=== Exercise text ===

BEGIN

i had some bonus bleeding on the right side of my chest and there is a hard little lump of tissue there and it’s going to be there for a while
and every now and again i’ll lean up against something and it’ll stick me in the hard lump and i will not really notice until i straighten up again; it is IMMENSELY weird feeling!
(the scars themselves also have some mass and i still have some numb spots otherwise, but this is a whole section where the pressure and texture of my body is still foreign and weird feeling and: it’s SO weird. it’s so weird!!! bodies are so weird!!!)
man i tell u what, it fucks me up sometimes to think about how many cis hetero men can talk a big game about being equal partners in a relationship and then just — aren’t?

END

=== Exercise instructions ===
Write out the post word for word, from "(the scars themselves" to "just — aren’t?". The data after this is separate from the post.

=== Material supplied ===
BEGIN

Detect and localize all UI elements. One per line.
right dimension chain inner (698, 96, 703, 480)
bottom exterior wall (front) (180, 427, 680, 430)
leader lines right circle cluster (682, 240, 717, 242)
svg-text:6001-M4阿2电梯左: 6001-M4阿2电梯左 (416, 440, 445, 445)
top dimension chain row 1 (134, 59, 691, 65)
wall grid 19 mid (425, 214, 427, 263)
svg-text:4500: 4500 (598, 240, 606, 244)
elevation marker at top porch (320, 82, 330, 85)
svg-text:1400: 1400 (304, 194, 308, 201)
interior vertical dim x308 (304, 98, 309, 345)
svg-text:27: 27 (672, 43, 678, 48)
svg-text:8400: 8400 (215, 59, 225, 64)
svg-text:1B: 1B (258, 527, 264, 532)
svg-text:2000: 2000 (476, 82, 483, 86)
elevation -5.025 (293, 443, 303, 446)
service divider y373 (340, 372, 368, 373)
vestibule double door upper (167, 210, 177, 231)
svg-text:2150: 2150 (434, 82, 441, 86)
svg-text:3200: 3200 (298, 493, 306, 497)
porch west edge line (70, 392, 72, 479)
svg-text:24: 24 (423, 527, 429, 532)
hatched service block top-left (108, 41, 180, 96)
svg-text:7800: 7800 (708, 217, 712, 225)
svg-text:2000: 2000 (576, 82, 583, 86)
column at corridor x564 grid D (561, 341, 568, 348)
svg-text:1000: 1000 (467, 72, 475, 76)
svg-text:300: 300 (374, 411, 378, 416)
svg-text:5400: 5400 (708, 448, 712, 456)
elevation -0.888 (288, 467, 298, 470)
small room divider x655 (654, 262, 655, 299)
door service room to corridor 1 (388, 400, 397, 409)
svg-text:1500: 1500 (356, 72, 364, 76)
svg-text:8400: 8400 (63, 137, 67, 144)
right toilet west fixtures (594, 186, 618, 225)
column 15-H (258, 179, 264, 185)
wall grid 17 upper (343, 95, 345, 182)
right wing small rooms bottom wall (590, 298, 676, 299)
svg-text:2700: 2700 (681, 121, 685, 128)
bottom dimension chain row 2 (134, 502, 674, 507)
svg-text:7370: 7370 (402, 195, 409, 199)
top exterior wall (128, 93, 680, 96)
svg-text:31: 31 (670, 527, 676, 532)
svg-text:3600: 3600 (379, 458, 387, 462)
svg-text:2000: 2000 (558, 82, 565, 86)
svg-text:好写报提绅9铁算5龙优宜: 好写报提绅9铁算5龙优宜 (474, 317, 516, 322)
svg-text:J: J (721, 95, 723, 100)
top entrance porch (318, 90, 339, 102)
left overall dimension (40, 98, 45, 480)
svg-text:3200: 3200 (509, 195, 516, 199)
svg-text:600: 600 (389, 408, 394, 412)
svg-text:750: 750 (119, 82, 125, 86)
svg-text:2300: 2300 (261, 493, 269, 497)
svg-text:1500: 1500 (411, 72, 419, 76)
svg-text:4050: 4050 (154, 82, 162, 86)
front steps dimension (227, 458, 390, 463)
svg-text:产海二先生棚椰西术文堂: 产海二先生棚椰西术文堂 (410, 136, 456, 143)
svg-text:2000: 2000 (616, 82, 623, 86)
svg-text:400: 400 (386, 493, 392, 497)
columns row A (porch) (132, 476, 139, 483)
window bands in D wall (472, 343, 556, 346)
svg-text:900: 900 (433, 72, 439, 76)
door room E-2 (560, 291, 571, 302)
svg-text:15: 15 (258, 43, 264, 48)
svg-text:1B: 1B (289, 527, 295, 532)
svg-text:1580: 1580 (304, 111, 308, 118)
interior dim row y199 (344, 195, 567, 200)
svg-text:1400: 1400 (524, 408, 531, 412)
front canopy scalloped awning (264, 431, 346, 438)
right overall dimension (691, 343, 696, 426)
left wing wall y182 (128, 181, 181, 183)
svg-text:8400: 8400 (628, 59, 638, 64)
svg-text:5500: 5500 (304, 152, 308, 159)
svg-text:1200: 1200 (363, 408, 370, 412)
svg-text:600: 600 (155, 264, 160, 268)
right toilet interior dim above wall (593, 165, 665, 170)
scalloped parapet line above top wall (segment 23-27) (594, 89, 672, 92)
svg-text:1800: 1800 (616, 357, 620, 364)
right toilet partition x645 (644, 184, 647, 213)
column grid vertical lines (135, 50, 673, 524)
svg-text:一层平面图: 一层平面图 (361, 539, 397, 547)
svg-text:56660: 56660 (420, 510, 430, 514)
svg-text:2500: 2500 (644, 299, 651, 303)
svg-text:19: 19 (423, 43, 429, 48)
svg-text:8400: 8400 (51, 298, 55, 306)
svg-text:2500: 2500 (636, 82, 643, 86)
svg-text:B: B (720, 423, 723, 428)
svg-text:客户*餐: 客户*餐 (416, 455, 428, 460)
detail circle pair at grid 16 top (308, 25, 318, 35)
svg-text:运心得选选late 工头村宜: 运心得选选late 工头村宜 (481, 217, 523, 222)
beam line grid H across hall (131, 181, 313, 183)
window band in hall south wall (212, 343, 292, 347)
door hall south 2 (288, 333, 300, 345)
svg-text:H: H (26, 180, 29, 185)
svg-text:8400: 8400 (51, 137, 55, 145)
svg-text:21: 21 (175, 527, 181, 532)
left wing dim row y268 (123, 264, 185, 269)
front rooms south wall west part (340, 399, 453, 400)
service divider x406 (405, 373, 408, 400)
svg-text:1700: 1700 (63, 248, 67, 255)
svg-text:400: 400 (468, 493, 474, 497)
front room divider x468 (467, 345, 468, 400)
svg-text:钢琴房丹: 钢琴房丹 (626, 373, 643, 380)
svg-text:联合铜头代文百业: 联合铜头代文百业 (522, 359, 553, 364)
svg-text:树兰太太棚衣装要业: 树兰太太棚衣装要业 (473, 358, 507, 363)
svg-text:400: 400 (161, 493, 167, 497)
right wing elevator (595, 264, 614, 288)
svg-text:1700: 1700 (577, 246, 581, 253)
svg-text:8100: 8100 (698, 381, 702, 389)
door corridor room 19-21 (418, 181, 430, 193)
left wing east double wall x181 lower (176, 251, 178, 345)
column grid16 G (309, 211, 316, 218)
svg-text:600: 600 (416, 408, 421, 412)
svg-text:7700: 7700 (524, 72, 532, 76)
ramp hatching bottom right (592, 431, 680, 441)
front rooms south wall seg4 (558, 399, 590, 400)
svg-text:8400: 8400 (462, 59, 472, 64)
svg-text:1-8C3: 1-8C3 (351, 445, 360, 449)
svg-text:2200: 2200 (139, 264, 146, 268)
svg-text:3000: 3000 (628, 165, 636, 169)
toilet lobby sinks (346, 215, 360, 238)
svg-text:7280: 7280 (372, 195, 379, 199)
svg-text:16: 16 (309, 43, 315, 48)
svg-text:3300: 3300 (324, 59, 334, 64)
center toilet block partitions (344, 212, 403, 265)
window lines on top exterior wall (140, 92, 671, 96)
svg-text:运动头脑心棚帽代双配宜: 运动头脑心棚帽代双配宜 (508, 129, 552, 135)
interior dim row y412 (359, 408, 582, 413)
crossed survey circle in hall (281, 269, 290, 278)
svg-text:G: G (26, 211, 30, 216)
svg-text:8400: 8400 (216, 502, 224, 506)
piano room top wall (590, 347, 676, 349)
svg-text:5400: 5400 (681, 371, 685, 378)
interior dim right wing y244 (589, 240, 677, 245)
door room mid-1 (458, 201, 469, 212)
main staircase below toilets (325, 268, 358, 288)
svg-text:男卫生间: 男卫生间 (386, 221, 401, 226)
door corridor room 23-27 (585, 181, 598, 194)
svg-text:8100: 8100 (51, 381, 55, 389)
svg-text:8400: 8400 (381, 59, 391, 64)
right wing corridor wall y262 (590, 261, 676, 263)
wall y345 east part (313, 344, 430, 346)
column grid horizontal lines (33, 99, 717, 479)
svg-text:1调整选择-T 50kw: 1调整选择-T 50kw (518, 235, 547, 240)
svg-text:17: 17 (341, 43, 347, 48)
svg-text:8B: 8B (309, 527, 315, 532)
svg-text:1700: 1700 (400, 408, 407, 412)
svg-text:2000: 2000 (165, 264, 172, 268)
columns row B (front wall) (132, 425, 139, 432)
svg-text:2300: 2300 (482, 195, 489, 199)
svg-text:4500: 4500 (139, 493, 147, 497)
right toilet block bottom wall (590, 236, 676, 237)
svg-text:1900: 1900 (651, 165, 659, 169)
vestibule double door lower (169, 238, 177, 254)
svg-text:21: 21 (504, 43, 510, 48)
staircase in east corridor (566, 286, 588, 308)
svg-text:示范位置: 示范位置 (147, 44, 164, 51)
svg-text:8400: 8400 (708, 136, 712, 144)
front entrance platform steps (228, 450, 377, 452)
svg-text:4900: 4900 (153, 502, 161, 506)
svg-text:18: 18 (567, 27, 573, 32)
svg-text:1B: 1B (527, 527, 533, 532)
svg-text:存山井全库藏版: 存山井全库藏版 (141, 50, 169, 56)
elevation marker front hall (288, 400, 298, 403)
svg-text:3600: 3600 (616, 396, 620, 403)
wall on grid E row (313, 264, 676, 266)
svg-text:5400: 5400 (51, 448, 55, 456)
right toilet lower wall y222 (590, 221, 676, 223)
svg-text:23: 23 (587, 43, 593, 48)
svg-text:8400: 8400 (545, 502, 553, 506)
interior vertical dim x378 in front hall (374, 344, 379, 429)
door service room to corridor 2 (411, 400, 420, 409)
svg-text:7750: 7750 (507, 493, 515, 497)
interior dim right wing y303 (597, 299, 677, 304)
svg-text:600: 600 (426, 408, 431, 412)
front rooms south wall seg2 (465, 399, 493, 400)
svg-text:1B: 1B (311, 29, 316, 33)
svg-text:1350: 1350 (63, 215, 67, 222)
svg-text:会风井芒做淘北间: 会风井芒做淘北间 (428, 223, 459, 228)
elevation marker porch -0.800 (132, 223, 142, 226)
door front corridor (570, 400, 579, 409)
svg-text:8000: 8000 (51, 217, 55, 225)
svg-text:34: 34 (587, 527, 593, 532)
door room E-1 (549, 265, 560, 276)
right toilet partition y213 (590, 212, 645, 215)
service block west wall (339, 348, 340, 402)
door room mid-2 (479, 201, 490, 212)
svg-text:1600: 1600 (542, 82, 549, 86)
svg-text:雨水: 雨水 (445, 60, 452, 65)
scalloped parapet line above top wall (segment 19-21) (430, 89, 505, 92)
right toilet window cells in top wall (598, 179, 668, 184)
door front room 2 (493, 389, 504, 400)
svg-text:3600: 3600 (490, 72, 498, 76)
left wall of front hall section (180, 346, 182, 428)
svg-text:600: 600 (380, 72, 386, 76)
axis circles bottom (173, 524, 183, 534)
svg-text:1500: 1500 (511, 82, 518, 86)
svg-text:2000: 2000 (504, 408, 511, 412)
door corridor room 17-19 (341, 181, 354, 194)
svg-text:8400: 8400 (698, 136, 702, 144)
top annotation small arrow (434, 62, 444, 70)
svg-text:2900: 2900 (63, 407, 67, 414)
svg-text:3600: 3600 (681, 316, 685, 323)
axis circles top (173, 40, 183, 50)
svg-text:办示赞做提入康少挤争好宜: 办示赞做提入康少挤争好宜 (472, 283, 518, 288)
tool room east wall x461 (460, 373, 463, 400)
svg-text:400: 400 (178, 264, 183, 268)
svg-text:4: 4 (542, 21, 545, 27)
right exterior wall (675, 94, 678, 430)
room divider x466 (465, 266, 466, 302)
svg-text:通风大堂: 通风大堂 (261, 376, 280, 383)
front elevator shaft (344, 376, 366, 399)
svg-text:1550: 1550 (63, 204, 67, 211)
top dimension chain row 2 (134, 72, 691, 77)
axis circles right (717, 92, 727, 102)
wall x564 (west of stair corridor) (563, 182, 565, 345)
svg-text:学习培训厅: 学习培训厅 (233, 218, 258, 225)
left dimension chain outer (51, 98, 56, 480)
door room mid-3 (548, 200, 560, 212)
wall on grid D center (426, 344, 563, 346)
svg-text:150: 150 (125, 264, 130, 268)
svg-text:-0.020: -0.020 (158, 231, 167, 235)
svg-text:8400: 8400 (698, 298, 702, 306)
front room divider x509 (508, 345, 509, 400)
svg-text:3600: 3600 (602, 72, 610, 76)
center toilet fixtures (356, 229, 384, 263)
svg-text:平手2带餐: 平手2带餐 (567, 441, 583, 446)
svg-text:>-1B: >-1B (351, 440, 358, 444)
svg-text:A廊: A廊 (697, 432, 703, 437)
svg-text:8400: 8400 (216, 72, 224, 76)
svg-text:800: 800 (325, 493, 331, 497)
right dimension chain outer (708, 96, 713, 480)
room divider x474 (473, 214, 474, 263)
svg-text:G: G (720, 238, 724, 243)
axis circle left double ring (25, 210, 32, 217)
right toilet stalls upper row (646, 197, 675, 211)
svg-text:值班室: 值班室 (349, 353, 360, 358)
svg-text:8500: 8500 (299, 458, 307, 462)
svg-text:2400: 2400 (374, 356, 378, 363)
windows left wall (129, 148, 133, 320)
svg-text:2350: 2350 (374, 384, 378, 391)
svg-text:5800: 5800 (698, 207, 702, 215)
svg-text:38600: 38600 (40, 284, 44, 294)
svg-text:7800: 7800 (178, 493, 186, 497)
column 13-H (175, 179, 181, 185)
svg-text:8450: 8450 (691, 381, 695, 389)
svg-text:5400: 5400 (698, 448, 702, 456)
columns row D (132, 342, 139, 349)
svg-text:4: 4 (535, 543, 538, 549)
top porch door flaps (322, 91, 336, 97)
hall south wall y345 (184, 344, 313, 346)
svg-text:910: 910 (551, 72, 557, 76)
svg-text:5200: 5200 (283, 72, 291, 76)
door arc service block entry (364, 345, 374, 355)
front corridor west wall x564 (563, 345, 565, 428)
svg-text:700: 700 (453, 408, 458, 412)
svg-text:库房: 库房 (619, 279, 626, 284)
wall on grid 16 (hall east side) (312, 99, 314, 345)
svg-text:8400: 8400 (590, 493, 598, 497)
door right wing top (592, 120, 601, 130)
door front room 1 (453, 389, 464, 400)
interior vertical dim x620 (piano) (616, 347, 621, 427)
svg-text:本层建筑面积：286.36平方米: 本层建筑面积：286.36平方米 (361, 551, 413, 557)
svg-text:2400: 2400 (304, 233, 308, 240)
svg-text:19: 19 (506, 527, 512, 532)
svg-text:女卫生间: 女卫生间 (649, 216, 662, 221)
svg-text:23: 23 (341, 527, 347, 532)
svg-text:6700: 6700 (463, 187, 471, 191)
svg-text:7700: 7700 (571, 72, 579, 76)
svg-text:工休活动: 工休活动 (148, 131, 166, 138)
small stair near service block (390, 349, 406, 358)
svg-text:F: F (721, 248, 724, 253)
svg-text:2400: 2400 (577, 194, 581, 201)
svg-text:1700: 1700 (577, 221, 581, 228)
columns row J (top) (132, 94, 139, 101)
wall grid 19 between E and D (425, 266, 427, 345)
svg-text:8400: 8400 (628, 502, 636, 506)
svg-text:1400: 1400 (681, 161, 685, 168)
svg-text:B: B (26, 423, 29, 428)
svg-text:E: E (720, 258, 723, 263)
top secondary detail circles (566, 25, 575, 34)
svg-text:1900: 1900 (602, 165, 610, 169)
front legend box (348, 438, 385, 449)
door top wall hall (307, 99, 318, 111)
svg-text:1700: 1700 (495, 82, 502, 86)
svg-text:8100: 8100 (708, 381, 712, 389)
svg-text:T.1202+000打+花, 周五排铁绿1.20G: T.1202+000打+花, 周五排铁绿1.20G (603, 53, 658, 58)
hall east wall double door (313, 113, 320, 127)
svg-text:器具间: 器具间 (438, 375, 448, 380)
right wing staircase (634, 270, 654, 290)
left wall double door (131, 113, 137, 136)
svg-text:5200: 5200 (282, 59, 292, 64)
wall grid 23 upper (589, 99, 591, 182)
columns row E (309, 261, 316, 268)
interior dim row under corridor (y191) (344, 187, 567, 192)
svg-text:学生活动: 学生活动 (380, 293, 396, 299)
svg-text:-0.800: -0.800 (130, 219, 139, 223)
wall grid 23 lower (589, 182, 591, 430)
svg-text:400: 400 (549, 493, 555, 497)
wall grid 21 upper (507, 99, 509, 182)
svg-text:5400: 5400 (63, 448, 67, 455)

END

=== Solved exercise ===
(the scars themselves also have some mass and i still have some numb spots otherwise, but this is a whole section where the pressure and texture of my body is still foreign and weird feeling and: it’s SO weird. it’s so weird!!! bodies are so weird!!!)
man i tell u what, it fucks me up sometimes to think about how many cis hetero men can talk a big game about being equal partners in a relationship and then just — aren’t?